:: Data for the task
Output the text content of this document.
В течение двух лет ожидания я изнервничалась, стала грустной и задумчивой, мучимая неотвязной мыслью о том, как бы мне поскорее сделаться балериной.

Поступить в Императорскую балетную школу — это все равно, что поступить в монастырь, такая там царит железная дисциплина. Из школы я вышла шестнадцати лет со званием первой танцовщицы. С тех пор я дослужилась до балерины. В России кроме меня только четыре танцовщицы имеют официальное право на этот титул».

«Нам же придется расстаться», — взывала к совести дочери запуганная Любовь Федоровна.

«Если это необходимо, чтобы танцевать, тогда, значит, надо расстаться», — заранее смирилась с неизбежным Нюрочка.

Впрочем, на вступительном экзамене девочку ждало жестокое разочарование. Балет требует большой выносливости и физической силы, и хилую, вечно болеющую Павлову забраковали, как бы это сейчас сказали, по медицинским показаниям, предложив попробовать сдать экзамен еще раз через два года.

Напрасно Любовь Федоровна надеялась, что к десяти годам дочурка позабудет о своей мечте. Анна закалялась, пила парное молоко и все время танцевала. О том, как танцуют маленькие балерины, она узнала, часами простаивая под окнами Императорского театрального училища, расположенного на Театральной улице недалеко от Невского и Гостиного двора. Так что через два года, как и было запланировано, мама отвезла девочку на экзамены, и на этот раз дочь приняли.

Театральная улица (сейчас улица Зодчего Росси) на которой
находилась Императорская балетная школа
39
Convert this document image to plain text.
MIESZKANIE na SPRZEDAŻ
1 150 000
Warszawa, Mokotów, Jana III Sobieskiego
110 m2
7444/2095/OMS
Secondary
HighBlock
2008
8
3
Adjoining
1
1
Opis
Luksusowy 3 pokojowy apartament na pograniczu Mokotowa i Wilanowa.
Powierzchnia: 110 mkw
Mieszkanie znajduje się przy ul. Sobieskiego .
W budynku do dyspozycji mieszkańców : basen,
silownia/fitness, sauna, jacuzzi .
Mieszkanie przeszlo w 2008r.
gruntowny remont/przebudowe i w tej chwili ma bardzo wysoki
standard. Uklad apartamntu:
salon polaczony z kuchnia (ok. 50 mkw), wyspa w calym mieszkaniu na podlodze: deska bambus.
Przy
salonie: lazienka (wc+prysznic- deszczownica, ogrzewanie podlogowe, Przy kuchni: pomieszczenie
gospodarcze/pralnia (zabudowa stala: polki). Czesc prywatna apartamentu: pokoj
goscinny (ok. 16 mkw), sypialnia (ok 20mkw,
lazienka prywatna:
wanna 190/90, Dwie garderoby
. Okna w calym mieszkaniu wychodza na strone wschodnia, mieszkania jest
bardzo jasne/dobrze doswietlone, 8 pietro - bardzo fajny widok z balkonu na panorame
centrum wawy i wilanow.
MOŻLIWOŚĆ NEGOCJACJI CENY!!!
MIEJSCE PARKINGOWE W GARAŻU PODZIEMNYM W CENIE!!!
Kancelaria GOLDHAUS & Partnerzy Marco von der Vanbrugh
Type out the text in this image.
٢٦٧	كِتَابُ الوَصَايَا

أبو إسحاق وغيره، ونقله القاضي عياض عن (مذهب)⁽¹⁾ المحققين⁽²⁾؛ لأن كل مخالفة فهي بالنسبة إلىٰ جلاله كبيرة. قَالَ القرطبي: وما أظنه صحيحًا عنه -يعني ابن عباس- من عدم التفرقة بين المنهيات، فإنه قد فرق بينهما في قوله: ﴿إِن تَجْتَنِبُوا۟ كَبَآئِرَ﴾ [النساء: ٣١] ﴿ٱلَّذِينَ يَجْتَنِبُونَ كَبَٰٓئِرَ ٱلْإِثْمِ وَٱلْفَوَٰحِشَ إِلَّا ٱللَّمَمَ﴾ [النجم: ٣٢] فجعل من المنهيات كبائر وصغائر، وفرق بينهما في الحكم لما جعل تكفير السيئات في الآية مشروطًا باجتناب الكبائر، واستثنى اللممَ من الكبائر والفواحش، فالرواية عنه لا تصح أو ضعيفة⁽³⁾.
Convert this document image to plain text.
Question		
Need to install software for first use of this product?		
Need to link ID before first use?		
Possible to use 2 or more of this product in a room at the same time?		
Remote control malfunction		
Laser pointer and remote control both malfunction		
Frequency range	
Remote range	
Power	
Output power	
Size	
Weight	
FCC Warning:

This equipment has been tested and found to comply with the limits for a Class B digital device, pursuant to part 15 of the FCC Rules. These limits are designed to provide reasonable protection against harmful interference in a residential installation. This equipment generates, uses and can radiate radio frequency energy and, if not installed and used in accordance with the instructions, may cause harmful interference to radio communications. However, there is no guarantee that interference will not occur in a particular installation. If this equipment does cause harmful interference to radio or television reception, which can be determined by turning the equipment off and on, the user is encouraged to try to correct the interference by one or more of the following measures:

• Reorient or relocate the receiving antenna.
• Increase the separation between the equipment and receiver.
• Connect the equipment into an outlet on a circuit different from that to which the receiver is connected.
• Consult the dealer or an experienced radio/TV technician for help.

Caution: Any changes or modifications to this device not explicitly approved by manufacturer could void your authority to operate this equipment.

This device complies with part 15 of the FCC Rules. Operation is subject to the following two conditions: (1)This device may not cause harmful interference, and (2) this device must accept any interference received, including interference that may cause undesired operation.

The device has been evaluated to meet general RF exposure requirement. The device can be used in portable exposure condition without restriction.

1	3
::::
What you are asked to do: From the listing above, reproduce all the lines exactly.

Solution to this problem:
Output the text content of this document.
В течение двух лет ожидания я изнервничалась, стала грустной и задумчивой, мучимая неотвязной мыслью о том, как бы мне поскорее сделаться балериной.

Поступить в Императорскую балетную школу — это все равно, что поступить в монастырь, такая там царит железная дисциплина. Из школы я вышла шестнадцати лет со званием первой танцовщицы. С тех пор я дослужилась до балерины. В России кроме меня только четыре танцовщицы имеют официальное право на этот титул».

«Нам же придется расстаться», — взывала к совести дочери запуганная Любовь Федоровна.

«Если это необходимо, чтобы танцевать, тогда, значит, надо расстаться», — заранее смирилась с неизбежным Нюрочка.

Впрочем, на вступительном экзамене девочку ждало жестокое разочарование. Балет требует большой выносливости и физической силы, и хилую, вечно болеющую Павлову забраковали, как бы это сейчас сказали, по медицинским показаниям, предложив попробовать сдать экзамен еще раз через два года.

Напрасно Любовь Федоровна надеялась, что к десяти годам дочурка позабудет о своей мечте. Анна закалялась, пила парное молоко и все время танцевала. О том, как танцуют маленькие балерины, она узнала, часами простаивая под окнами Императорского театрального училища, расположенного на Театральной улице недалеко от Невского и Гостиного двора. Так что через два года, как и было запланировано, мама отвезла девочку на экзамены, и на этот раз дочь приняли.

Театральная улица (сейчас улица Зодчего Росси) на которой
находилась Императорская балетная школа
39
Convert this document image to plain text.
MIESZKANIE na SPRZEDAŻ
1 150 000
Warszawa, Mokotów, Jana III Sobieskiego
110 m2
7444/2095/OMS
Secondary
HighBlock
2008
8
3
Adjoining
1
1
Opis
Luksusowy 3 pokojowy apartament na pograniczu Mokotowa i Wilanowa.
Powierzchnia: 110 mkw
Mieszkanie znajduje się przy ul. Sobieskiego .
W budynku do dyspozycji mieszkańców : basen,
silownia/fitness, sauna, jacuzzi .
Mieszkanie przeszlo w 2008r.
gruntowny remont/przebudowe i w tej chwili ma bardzo wysoki
standard. Uklad apartamntu:
salon polaczony z kuchnia (ok. 50 mkw), wyspa w calym mieszkaniu na podlodze: deska bambus.
Przy
salonie: lazienka (wc+prysznic- deszczownica, ogrzewanie podlogowe, Przy kuchni: pomieszczenie
gospodarcze/pralnia (zabudowa stala: polki). Czesc prywatna apartamentu: pokoj
goscinny (ok. 16 mkw), sypialnia (ok 20mkw,
lazienka prywatna:
wanna 190/90, Dwie garderoby
. Okna w calym mieszkaniu wychodza na strone wschodnia, mieszkania jest
bardzo jasne/dobrze doswietlone, 8 pietro - bardzo fajny widok z balkonu na panorame
centrum wawy i wilanow.
MOŻLIWOŚĆ NEGOCJACJI CENY!!!
MIEJSCE PARKINGOWE W GARAŻU PODZIEMNYM W CENIE!!!
Kancelaria GOLDHAUS & Partnerzy Marco von der Vanbrugh
Type out the text in this image.
٢٦٧	كِتَابُ الوَصَايَا

أبو إسحاق وغيره، ونقله القاضي عياض عن (مذهب)⁽¹⁾ المحققين⁽²⁾؛ لأن كل مخالفة فهي بالنسبة إلىٰ جلاله كبيرة. قَالَ القرطبي: وما أظنه صحيحًا عنه -يعني ابن عباس- من عدم التفرقة بين المنهيات، فإنه قد فرق بينهما في قوله: ﴿إِن تَجْتَنِبُوا۟ كَبَآئِرَ﴾ [النساء: ٣١] ﴿ٱلَّذِينَ يَجْتَنِبُونَ كَبَٰٓئِرَ ٱلْإِثْمِ وَٱلْفَوَٰحِشَ إِلَّا ٱللَّمَمَ﴾ [النجم: ٣٢] فجعل من المنهيات كبائر وصغائر، وفرق بينهما في الحكم لما جعل تكفير السيئات في الآية مشروطًا باجتناب الكبائر، واستثنى اللممَ من الكبائر والفواحش، فالرواية عنه لا تصح أو ضعيفة⁽³⁾.
Convert this document image to plain text.
Question		
Need to install software for first use of this product?		
Need to link ID before first use?		
Possible to use 2 or more of this product in a room at the same time?		
Remote control malfunction		
Laser pointer and remote control both malfunction		
Frequency range	
Remote range	
Power	
Output power	
Size	
Weight	
FCC Warning:

This equipment has been tested and found to comply with the limits for a Class B digital device, pursuant to part 15 of the FCC Rules. These limits are designed to provide reasonable protection against harmful interference in a residential installation. This equipment generates, uses and can radiate radio frequency energy and, if not installed and used in accordance with the instructions, may cause harmful interference to radio communications. However, there is no guarantee that interference will not occur in a particular installation. If this equipment does cause harmful interference to radio or television reception, which can be determined by turning the equipment off and on, the user is encouraged to try to correct the interference by one or more of the following measures:

• Reorient or relocate the receiving antenna.
• Increase the separation between the equipment and receiver.
• Connect the equipment into an outlet on a circuit different from that to which the receiver is connected.
• Consult the dealer or an experienced radio/TV technician for help.

Caution: Any changes or modifications to this device not explicitly approved by manufacturer could void your authority to operate this equipment.

This device complies with part 15 of the FCC Rules. Operation is subject to the following two conditions: (1)This device may not cause harmful interference, and (2) this device must accept any interference received, including interference that may cause undesired operation.

The device has been evaluated to meet general RF exposure requirement. The device can be used in portable exposure condition without restriction.

1	3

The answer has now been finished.